— start of Stored data —

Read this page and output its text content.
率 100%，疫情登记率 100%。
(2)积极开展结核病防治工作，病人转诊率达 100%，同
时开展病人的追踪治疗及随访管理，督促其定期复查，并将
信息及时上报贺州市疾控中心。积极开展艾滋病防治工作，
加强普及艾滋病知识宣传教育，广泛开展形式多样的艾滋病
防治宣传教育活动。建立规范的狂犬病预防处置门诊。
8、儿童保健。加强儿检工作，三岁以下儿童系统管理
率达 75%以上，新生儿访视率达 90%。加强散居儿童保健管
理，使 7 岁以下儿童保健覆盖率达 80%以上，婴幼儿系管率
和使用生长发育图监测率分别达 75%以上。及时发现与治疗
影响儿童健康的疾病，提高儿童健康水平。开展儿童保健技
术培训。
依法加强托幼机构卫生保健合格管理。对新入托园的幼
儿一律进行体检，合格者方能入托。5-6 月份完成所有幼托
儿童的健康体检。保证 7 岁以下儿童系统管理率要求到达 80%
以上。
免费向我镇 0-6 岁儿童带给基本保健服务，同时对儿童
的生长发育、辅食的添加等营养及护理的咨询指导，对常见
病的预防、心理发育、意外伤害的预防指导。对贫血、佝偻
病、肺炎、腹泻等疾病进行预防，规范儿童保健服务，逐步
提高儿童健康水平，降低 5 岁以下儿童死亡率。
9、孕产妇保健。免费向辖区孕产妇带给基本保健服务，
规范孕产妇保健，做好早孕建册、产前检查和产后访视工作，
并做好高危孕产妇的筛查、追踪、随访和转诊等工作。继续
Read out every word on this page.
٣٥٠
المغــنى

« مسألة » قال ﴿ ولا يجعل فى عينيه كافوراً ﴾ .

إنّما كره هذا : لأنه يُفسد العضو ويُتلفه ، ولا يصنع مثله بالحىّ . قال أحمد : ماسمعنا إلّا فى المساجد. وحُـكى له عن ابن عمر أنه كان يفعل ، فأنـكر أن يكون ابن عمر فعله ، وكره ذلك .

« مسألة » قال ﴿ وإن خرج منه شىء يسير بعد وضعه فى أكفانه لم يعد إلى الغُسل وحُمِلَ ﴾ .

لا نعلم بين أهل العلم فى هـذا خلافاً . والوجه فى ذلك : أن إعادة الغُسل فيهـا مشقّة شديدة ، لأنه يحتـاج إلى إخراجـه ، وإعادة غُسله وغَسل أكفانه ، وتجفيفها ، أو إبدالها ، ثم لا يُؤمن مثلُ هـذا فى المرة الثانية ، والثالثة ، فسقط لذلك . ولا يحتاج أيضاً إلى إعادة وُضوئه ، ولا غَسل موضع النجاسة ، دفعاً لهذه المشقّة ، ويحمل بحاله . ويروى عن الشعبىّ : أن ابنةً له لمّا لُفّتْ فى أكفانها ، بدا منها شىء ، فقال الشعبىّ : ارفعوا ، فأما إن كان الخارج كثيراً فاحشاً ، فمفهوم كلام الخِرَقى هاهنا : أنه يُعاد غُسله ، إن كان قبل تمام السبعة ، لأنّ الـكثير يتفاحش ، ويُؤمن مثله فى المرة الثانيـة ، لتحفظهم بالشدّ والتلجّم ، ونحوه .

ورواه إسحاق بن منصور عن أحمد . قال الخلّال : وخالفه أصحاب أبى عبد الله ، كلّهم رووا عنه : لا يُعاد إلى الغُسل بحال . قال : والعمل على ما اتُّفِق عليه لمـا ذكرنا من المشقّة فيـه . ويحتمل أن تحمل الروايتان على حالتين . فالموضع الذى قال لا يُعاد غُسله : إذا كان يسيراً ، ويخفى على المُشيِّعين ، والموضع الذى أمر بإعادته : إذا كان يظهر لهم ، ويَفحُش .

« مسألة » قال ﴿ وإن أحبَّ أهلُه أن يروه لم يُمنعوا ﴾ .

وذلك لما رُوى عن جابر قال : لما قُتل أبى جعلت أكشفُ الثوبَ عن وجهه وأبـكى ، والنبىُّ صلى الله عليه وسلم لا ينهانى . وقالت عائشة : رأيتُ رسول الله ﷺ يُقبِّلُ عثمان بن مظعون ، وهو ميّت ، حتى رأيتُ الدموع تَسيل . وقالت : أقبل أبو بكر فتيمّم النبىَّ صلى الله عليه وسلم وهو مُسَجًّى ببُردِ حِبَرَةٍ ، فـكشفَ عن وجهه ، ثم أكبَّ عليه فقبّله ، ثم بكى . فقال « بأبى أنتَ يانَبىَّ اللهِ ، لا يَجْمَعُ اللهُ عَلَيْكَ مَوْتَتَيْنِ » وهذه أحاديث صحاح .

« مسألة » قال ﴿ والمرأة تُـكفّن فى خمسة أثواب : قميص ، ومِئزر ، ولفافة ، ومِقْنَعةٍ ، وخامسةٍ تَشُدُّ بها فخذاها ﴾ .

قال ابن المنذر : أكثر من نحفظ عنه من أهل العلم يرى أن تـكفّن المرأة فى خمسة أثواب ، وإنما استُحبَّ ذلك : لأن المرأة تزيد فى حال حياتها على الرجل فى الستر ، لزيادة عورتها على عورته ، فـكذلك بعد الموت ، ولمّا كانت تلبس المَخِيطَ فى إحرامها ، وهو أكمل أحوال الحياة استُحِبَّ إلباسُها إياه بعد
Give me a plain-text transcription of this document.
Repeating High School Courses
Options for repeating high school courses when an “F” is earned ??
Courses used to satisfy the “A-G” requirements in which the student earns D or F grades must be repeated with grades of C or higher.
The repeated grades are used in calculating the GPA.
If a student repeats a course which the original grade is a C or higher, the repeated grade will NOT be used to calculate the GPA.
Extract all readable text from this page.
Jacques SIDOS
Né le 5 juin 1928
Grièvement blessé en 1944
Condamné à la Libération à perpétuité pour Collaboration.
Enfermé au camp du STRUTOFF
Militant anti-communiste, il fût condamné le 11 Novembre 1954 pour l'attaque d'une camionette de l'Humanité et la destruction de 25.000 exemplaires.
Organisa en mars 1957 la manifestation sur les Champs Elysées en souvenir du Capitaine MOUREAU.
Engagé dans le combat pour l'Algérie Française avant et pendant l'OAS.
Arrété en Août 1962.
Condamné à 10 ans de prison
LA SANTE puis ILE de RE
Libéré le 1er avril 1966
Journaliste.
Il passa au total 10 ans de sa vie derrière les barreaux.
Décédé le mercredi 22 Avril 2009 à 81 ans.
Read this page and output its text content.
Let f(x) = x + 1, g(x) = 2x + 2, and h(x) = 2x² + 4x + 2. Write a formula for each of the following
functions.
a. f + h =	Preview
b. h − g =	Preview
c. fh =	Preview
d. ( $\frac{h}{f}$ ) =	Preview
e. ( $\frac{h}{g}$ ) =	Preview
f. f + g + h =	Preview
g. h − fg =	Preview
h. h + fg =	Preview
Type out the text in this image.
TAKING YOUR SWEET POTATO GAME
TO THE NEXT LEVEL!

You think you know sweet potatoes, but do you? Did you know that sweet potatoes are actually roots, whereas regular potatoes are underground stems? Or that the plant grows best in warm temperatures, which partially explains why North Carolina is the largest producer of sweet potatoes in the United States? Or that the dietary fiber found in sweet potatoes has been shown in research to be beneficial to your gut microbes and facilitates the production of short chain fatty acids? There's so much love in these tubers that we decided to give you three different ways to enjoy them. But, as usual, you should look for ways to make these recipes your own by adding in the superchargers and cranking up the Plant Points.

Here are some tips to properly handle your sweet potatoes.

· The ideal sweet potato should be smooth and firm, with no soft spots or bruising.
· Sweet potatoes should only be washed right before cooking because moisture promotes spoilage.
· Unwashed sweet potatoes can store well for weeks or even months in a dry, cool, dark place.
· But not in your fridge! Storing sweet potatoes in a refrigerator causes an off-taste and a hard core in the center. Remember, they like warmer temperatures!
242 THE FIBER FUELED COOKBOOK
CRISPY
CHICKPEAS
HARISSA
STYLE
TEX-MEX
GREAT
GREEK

— end of Stored data —

Select all lines with the word "提高儿童健康水平" from the entries above.

Task answer:
影响儿童健康的疾病，提高儿童健康水平。开展儿童保健技
提高儿童健康水平，降低 5 岁以下儿童死亡率。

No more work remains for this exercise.